> [Short task]: Which lines hold the word "mode"? Show each of them.

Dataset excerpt
[BEGIN]
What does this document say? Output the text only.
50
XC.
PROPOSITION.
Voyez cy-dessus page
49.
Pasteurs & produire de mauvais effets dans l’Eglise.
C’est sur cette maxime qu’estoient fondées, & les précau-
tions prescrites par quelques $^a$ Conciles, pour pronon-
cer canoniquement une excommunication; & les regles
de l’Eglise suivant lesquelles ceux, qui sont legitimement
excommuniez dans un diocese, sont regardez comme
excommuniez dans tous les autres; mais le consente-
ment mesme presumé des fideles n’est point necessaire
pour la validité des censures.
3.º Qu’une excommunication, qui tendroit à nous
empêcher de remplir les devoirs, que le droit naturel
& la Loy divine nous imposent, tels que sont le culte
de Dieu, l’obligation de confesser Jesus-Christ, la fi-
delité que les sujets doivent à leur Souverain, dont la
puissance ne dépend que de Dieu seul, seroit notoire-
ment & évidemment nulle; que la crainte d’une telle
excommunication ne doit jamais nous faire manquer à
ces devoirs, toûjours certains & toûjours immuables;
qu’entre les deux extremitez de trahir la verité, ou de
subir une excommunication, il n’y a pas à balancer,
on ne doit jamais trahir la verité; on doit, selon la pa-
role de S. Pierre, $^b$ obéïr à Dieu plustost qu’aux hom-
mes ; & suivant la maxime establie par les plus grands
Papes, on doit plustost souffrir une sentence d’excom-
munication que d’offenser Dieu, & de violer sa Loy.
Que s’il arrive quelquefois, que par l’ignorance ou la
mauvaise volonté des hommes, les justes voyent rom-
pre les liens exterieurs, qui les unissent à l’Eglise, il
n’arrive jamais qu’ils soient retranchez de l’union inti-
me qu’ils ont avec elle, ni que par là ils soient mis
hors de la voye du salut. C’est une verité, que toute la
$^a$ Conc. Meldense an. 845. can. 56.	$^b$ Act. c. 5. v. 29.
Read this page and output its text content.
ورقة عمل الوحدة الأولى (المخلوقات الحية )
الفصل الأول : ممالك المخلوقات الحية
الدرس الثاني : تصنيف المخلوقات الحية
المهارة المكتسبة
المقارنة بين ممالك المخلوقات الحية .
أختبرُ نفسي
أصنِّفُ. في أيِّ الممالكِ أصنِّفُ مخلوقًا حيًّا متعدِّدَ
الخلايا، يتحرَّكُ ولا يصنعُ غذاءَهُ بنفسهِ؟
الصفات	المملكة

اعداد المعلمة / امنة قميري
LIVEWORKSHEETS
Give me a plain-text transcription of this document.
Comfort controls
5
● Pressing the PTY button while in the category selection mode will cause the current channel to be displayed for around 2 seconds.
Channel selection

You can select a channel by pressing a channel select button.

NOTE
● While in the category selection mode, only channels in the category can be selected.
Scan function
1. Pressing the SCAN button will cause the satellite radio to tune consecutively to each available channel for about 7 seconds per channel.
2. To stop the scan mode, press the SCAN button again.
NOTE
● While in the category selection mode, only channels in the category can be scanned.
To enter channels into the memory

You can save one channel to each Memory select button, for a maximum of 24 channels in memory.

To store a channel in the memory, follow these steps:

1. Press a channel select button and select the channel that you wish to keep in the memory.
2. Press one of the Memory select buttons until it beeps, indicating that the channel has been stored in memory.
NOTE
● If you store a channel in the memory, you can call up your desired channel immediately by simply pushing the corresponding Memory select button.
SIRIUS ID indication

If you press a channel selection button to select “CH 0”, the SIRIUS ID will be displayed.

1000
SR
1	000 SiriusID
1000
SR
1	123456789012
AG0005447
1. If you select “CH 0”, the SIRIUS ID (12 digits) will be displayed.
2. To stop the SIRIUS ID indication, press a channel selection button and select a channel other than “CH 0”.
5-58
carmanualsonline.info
[END]
> [Response]:
● Pressing the PTY button while in the category selection mode will cause the current channel to be displayed for around 2 seconds.
● While in the category selection mode, only channels in the category can be selected.
2. To stop the scan mode, press the SCAN button again.
● While in the category selection mode, only channels in the category can be scanned.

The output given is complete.